------ Material supplied

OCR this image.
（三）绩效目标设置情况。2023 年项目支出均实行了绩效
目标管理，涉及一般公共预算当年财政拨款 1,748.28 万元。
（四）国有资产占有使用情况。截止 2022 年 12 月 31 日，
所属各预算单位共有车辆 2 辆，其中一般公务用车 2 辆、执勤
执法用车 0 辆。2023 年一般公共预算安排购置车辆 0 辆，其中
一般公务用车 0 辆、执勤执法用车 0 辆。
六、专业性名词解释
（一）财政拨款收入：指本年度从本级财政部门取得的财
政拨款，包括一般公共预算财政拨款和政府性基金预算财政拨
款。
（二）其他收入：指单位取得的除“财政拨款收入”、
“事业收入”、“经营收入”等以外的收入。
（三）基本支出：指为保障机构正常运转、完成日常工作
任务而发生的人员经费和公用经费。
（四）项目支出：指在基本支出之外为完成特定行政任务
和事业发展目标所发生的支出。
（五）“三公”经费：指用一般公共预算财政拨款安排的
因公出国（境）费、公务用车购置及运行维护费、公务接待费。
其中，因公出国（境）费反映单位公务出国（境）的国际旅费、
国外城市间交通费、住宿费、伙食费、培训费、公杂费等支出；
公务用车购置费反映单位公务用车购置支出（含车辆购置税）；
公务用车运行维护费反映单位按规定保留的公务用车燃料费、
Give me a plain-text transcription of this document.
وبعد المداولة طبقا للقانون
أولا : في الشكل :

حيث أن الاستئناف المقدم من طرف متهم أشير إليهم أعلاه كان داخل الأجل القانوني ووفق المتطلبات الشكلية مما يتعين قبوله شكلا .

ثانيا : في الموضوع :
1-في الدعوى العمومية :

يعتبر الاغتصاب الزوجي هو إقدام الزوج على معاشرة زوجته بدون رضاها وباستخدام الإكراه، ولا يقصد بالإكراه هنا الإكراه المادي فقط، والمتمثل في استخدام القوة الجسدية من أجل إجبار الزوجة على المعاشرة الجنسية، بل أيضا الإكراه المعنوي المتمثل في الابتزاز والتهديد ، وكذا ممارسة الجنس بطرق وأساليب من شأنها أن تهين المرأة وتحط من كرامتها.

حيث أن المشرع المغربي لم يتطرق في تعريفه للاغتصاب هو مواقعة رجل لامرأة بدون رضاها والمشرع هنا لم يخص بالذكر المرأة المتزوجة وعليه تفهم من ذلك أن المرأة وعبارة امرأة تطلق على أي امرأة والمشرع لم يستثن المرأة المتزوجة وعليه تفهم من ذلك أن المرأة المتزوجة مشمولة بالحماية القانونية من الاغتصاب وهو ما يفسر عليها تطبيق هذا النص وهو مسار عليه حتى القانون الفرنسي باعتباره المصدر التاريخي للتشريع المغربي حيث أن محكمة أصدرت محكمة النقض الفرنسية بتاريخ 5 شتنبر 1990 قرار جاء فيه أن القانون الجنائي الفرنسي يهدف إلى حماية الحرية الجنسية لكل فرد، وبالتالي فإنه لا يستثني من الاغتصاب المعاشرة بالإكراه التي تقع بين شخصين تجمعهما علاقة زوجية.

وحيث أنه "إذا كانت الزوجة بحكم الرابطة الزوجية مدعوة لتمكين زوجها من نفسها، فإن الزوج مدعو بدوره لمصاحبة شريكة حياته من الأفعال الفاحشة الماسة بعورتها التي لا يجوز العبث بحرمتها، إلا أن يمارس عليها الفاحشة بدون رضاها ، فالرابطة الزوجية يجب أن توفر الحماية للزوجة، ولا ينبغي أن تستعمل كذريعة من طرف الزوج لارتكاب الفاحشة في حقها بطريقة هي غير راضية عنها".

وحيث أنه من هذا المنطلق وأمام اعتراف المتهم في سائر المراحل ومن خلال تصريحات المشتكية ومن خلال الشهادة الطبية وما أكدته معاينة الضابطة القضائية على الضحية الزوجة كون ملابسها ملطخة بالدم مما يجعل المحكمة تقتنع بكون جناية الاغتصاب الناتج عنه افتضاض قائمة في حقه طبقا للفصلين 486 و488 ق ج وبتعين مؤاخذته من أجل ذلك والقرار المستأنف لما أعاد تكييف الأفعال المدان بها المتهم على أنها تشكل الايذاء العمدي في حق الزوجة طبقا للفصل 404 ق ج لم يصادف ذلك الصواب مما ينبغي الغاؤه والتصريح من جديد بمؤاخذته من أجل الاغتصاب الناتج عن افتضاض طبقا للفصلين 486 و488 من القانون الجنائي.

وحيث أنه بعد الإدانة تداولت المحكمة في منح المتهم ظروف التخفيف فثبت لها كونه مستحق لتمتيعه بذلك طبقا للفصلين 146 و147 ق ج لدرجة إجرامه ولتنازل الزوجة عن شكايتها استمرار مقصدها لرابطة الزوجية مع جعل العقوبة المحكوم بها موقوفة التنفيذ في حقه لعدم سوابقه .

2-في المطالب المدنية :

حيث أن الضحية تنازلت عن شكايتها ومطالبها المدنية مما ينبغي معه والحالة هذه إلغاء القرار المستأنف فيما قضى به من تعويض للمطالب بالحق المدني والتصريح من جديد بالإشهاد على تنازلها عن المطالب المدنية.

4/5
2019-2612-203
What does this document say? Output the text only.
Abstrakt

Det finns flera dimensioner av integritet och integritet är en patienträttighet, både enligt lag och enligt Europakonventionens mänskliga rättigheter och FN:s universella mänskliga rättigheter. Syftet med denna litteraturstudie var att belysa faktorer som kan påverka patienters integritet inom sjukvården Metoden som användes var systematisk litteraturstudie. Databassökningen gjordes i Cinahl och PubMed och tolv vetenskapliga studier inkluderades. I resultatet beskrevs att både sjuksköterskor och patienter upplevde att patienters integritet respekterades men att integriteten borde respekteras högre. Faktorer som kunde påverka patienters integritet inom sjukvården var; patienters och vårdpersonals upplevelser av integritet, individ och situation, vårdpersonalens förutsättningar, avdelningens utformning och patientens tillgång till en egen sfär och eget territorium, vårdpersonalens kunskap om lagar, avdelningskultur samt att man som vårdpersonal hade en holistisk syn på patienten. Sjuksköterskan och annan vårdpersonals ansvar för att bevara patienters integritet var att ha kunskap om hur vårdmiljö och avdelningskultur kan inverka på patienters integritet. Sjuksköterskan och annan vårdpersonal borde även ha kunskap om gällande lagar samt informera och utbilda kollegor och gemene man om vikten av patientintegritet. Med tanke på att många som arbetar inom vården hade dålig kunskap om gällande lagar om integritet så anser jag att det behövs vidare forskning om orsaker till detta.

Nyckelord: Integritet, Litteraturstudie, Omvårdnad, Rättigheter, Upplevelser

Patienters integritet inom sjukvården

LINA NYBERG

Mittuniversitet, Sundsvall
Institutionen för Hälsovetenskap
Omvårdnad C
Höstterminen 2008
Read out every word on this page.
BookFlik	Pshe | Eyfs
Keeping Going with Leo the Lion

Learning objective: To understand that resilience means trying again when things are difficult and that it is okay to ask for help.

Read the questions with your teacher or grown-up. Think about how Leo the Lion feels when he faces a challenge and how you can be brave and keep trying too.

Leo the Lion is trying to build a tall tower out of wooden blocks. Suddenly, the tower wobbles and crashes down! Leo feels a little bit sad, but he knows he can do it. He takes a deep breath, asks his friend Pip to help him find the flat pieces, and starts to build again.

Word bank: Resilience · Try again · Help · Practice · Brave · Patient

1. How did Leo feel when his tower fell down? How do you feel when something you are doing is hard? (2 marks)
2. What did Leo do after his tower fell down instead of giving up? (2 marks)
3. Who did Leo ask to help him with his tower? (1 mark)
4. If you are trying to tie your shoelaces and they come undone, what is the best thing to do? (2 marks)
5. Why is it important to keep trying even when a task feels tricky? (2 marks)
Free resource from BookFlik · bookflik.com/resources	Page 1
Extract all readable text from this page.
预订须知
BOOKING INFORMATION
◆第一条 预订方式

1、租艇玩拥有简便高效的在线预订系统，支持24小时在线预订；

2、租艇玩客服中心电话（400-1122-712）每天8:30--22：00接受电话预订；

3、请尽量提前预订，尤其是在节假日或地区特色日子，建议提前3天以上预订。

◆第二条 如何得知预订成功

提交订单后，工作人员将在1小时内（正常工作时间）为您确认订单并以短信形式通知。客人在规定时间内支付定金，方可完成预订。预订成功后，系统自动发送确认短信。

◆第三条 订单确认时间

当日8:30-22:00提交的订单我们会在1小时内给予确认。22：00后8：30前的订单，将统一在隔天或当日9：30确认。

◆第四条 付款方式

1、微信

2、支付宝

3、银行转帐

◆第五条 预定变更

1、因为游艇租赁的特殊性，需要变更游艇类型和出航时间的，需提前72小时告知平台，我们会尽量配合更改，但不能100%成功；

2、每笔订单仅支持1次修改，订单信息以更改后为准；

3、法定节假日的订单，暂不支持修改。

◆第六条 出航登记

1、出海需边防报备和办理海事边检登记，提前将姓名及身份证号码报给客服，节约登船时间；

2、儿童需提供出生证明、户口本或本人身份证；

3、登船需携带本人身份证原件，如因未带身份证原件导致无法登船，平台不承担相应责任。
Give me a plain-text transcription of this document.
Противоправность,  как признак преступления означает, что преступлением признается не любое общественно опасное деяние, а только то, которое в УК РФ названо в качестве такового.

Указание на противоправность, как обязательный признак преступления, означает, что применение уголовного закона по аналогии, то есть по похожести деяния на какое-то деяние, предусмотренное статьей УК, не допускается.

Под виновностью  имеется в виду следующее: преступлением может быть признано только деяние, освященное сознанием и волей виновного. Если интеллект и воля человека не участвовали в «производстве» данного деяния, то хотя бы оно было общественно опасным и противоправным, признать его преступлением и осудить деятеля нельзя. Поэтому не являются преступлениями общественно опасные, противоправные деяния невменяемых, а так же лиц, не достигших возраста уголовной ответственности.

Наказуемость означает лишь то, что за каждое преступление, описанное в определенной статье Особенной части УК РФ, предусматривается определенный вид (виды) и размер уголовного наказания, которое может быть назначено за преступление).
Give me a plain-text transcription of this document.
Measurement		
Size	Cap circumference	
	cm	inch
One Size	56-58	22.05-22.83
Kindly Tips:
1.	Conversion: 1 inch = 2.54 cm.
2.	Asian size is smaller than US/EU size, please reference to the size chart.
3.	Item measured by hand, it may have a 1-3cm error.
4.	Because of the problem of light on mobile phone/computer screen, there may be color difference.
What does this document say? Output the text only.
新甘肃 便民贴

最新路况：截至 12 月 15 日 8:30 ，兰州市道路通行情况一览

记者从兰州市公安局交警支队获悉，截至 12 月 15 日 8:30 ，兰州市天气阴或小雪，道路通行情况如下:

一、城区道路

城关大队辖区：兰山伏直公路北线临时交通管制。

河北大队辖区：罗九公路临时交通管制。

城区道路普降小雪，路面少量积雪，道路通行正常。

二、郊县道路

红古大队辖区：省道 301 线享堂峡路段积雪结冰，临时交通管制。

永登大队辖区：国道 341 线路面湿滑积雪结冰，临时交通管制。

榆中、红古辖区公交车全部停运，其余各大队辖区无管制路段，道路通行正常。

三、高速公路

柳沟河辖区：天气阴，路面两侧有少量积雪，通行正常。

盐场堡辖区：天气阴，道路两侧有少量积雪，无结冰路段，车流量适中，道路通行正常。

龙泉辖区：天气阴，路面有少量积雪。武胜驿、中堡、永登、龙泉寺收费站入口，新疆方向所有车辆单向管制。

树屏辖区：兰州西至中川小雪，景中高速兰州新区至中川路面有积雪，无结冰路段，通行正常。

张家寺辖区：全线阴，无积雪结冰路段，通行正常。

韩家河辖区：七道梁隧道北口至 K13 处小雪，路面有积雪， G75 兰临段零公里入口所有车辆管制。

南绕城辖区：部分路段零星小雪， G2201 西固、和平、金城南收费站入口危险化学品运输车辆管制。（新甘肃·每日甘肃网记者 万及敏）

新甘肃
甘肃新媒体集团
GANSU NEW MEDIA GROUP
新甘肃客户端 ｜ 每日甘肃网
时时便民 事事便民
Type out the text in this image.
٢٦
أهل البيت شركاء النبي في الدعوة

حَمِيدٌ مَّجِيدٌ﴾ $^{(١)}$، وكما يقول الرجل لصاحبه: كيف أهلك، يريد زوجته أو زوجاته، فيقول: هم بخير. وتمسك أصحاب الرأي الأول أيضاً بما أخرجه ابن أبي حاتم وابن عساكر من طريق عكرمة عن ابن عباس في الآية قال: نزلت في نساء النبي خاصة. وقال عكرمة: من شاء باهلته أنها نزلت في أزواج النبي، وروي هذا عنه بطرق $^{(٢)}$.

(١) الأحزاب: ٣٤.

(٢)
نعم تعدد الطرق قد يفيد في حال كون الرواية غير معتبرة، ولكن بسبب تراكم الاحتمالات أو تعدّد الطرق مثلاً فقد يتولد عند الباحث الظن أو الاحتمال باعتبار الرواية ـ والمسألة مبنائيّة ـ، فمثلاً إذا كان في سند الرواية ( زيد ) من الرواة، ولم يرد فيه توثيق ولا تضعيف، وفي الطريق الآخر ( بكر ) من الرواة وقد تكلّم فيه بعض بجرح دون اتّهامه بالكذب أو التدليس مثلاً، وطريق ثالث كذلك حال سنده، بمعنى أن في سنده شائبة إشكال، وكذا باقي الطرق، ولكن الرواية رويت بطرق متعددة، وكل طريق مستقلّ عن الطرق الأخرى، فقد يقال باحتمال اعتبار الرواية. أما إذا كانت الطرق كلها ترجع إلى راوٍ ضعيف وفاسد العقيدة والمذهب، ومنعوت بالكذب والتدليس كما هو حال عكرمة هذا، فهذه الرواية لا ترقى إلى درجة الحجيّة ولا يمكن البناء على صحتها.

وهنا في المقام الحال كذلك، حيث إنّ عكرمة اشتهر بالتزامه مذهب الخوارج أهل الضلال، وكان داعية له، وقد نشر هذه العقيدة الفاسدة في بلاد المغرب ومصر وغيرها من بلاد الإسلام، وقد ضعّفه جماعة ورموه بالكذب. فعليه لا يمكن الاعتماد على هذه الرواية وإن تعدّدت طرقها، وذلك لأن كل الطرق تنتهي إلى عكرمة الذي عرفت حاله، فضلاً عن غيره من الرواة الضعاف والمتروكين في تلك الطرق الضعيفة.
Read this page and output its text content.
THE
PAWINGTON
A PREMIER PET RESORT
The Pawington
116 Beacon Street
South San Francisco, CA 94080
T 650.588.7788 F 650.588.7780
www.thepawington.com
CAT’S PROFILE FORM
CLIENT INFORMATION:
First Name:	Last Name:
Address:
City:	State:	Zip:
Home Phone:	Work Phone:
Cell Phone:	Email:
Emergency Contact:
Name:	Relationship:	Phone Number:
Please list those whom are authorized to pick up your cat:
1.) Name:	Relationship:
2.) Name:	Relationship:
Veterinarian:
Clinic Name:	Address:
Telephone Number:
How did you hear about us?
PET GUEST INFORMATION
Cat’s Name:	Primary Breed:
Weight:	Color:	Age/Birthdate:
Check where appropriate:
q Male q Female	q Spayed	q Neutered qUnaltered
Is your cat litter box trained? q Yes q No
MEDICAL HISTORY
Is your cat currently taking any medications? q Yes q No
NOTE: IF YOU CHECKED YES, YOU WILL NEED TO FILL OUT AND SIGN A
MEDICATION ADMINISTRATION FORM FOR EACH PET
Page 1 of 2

------------

## Objective:
Each line that contains the word "деяние" counts toward the total; give only that total.

## Written answer:
3